Thank you for the post which I really liked! Just two short comments:
It is not clear to me why the problems of utilitarianism should inevitably lead to a form of fanaticism, under promising frameworks for moral uncertainty. At least this seems not to follow on the account of moral uncertainty of MacAskill, Ord and Bykvist (2020) which is arguably the most popular one for at least two reasons: a) Once the relevant credence distribution includes ethical theories which are not intertheoretically comparable or are merely ordinal-scale, then theories in which one has small credences (including totalist utilitariansm) won’t always dictate how to act. b) Some other ethical theories, e.g. Kantian theories which unconditionally forbid killing, seem (similar to totalist utilitarianism) to place extremely high (dis)value on certain actions.
It would be interesting to think about how distinctions between different version of utilitarianism would factor into your argument. In particular, you could be an objective utilitarian (who thinks that the de facto moral worth of an action is completely determined by its de facto consequences for total wellbeing) without believing (a) that expected value theory is the correct account of decision making under uncertainty or (b) that the best method in practice for maximizing wellbeing is to frequently explicitly calculate expected value. Version (b) would be so-called multi-level utilitarianism.
Thanks for your comment! I was considering writing much more about moral uncertainty, since I think it’s an important topic here, but the post was long enough as it is. But you and other commenters below have all pulled me up on this one, so it’s worth being more explicit. I thus hope it’s OK for this reply to you to serve as a general reply to a lot of themes related to moral uncertainty in the comment section, to avoid repeating myself too much!
Starting with 1(b), the question of unconditional ‘deontological constraints’: this works in theory, but I don’t think it applies in practice. The (dis)value placed on specific actions can’t just be ‘extremely high’, because then it can still be swamped by utilitarianism over unbounded choice sets; it has to be infinite, such that (e.g.) intentional killing is infinitely disvaluable and no finite source of value, no matter how arbitrarily large, could outweigh it. This gets you around the impossibility proof, which as mentioned relies on order properties of the reals that don’t hold for the extended reals—roughly, the value of utility is always already infinitesimal relative to the infinite sources of (dis)value, so the marginal value of utility doesn’t need to decline asymptotically to avoid swamping them. But in practice, I just don’t see what marginally plausible deontological constraints could help a mostly-consequentialist theory avoid the train to crazy town. These constraints work to avoid counterexamples like e.g. the transplant case, where intuitively there is another principle at play that overrides utility considerations. In these cases, deontological constraints are simple, intuitive, and well-motivated. But in the cases I’m concerned with in this post, like Hurka’s St Petersburg Paradox, it’s not clear that Kantian-style constraints on murder or lying really help the theory—especially because of the role of risk in the example. To get around this example with deontological constraints, you either have to propose wildly implausible constraints like ‘never accept any choices with downside risk to human life’, or have an ad hoc restriction specifically designed to get around this case in particular—the latter of which seems a) epistemically dodgy and b) liable to be met with a slightly adjusted counterexample. I just don’t see how you could avoid all such cases with any even mildly plausible deontological constraint.

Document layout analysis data

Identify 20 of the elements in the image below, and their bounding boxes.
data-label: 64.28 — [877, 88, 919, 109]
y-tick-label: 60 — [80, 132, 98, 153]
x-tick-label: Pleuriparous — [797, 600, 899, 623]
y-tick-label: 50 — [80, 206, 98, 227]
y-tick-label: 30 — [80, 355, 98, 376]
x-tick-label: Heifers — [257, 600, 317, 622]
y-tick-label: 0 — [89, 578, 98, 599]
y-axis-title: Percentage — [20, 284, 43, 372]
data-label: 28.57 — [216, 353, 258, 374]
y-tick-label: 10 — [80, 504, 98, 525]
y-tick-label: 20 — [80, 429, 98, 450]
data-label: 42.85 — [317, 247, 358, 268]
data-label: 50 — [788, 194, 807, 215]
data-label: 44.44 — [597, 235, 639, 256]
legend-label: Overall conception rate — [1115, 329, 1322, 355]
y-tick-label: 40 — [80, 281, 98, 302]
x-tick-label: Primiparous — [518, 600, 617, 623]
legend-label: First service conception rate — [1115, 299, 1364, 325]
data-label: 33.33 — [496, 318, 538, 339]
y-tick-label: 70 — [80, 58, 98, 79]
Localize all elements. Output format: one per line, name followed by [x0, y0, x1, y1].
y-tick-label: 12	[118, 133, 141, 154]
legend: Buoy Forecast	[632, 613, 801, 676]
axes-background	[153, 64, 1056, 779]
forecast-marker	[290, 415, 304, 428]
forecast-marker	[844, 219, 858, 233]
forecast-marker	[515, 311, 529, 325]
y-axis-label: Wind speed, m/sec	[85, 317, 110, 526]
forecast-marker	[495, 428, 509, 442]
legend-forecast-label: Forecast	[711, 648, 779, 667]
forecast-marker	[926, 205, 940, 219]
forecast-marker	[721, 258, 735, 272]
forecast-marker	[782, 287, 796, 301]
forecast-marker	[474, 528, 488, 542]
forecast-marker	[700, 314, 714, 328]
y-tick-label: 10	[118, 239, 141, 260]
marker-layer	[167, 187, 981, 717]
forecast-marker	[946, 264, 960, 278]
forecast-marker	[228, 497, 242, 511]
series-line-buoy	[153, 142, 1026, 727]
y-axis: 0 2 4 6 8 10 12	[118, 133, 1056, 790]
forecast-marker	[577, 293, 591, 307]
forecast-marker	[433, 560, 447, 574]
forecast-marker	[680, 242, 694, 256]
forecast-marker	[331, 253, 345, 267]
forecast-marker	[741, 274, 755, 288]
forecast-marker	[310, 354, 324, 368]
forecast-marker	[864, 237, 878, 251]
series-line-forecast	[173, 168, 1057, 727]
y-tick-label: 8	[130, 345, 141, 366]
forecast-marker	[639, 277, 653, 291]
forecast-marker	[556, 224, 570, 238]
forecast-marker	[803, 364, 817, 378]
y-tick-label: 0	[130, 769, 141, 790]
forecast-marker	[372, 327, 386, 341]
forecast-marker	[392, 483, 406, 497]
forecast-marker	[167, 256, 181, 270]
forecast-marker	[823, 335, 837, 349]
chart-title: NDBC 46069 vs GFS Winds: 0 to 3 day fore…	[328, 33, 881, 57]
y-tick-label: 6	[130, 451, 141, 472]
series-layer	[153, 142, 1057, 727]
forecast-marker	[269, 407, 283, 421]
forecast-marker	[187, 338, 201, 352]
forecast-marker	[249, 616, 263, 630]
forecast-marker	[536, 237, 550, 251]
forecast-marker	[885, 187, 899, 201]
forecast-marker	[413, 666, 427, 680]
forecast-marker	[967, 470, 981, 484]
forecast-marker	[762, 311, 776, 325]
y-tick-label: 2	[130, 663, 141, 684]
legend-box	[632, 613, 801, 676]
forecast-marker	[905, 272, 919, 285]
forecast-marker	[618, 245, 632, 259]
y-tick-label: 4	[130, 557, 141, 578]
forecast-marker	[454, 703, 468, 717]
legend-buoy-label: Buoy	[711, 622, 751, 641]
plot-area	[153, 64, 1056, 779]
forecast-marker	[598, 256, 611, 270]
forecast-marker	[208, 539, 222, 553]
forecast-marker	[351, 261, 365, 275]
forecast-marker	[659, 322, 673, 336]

• **What the exercise asks**: In the discussion of utilitarianism and moral uncertainty, what is the version labeled (b) called?

• **Response**: Multi-level utilitarianism.